▶ _PROBLEM REQUIREMENTS_
From the listing below, extract every line in which the word "color" appears.

▶ _DATA SECTION_
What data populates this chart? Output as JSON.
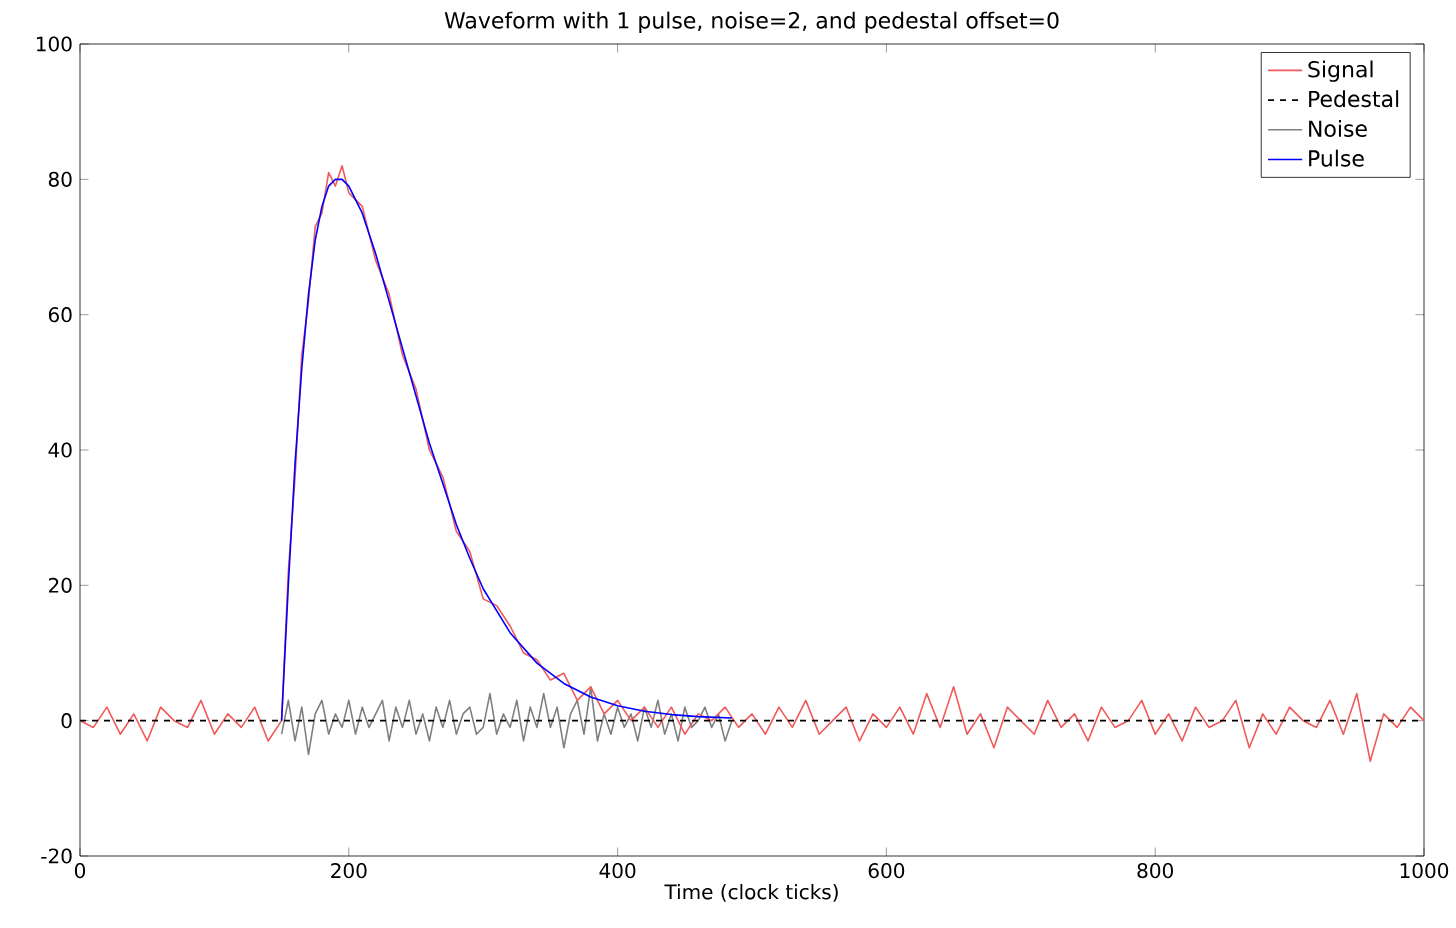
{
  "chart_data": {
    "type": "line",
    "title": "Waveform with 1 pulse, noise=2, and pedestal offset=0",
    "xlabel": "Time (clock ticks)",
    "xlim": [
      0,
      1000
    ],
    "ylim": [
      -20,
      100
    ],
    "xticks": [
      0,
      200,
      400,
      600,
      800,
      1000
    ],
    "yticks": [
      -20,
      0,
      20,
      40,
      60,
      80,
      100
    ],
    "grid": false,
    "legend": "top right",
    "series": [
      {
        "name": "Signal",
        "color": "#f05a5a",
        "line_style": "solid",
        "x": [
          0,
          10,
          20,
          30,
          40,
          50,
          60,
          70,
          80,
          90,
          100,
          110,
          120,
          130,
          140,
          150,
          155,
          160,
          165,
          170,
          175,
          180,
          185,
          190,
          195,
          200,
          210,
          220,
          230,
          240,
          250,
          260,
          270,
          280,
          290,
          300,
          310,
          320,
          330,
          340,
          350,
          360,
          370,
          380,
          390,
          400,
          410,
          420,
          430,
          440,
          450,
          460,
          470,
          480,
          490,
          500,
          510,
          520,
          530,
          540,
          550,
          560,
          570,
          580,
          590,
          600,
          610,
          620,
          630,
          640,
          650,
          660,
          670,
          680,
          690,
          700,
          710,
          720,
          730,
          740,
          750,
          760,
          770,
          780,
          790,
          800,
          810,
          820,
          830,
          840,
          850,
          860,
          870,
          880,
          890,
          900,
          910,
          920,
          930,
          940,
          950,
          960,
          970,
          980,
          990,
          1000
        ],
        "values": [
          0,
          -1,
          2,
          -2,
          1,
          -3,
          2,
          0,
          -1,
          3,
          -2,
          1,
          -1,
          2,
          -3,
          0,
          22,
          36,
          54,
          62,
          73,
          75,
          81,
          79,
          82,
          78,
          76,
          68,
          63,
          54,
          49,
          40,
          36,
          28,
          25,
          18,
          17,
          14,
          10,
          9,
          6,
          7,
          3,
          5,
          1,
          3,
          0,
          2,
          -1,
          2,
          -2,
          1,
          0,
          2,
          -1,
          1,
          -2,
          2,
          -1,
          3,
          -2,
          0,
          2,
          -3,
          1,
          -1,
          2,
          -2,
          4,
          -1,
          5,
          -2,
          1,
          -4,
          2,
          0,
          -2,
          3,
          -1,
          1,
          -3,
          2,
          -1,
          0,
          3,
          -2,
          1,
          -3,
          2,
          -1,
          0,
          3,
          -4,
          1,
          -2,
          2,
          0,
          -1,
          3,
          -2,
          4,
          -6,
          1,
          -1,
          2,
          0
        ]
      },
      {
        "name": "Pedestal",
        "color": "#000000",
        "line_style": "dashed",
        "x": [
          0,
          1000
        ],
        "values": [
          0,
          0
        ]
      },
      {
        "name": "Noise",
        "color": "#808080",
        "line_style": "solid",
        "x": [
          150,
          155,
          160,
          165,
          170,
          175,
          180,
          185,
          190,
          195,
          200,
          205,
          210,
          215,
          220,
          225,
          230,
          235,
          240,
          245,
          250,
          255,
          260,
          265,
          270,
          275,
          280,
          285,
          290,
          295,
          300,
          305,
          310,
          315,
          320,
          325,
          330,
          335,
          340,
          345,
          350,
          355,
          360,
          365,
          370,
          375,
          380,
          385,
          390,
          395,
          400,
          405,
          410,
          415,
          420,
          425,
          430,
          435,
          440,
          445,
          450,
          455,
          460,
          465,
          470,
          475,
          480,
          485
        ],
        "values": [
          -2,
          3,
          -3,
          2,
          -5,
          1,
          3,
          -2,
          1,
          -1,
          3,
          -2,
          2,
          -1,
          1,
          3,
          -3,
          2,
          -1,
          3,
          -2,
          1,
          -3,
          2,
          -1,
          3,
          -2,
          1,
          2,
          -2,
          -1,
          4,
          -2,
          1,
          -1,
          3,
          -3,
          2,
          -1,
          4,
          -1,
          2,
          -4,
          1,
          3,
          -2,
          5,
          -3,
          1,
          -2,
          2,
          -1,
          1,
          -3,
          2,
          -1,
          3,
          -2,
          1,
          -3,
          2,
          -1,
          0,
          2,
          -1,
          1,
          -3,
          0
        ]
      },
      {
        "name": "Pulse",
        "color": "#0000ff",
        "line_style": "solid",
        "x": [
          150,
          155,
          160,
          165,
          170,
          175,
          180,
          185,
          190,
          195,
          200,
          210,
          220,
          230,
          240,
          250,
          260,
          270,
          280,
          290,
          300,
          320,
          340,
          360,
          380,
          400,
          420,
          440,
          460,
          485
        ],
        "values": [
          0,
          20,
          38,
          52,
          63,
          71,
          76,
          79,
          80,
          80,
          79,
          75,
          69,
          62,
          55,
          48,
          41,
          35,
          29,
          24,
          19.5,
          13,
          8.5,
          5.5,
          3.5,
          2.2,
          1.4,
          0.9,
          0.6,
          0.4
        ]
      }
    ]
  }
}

▶ _EXERCISE OUTPUT_
        "color": "#f05a5a",
        "color": "#000000",
        "color": "#808080",
        "color": "#0000ff",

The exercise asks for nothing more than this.